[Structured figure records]
____________
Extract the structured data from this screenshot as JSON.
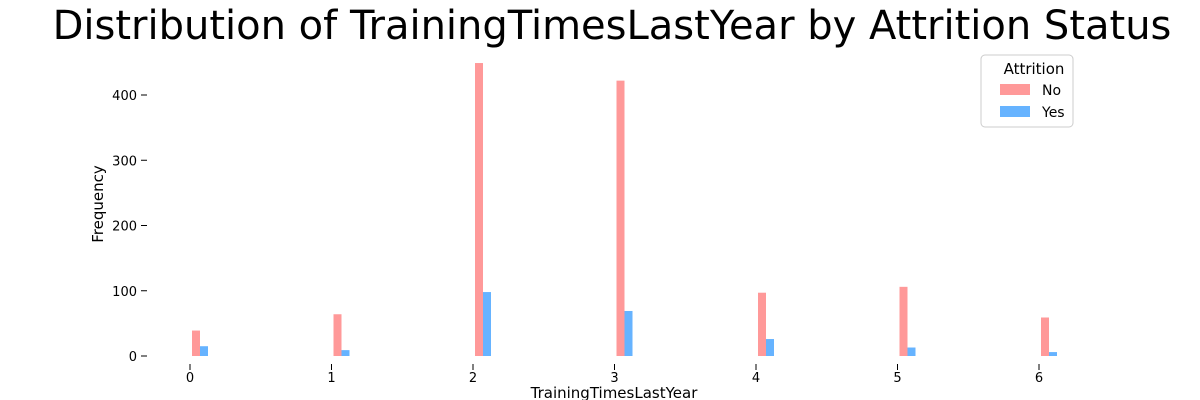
{
  "chart_data": {
    "type": "bar",
    "title": "Distribution of TrainingTimesLastYear by Attrition Status",
    "xlabel": "TrainingTimesLastYear",
    "ylabel": "Frequency",
    "x_ticks": [
      "0",
      "1",
      "2",
      "3",
      "4",
      "5",
      "6"
    ],
    "y_ticks": [
      "0",
      "100",
      "200",
      "300",
      "400"
    ],
    "xlim": [
      -0.3,
      6.8
    ],
    "ylim": [
      0,
      450
    ],
    "grid": false,
    "legend": {
      "title": "Attrition",
      "placement": "top-right"
    },
    "series": [
      {
        "name": "No",
        "color": "#ff9999",
        "x": [
          0,
          1,
          2,
          3,
          4,
          5,
          6
        ],
        "values": [
          39,
          64,
          449,
          422,
          97,
          106,
          59
        ]
      },
      {
        "name": "Yes",
        "color": "#66b3ff",
        "x": [
          0,
          1,
          2,
          3,
          4,
          5,
          6
        ],
        "values": [
          15,
          9,
          98,
          69,
          26,
          13,
          6
        ]
      }
    ]
  }
}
____________
▶ [Directive]: All preceding records should be duplicated verbatim, images excepted.

▶ [Task answer]:
Extract the structured data from this screenshot as JSON.
{
  "chart_data": {
    "type": "bar",
    "title": "Distribution of TrainingTimesLastYear by Attrition Status",
    "xlabel": "TrainingTimesLastYear",
    "ylabel": "Frequency",
    "x_ticks": [
      "0",
      "1",
      "2",
      "3",
      "4",
      "5",
      "6"
    ],
    "y_ticks": [
      "0",
      "100",
      "200",
      "300",
      "400"
    ],
    "xlim": [
      -0.3,
      6.8
    ],
    "ylim": [
      0,
      450
    ],
    "grid": false,
    "legend": {
      "title": "Attrition",
      "placement": "top-right"
    },
    "series": [
      {
        "name": "No",
        "color": "#ff9999",
        "x": [
          0,
          1,
          2,
          3,
          4,
          5,
          6
        ],
        "values": [
          39,
          64,
          449,
          422,
          97,
          106,
          59
        ]
      },
      {
        "name": "Yes",
        "color": "#66b3ff",
        "x": [
          0,
          1,
          2,
          3,
          4,
          5,
          6
        ],
        "values": [
          15,
          9,
          98,
          69,
          26,
          13,
          6
        ]
      }
    ]
  }
}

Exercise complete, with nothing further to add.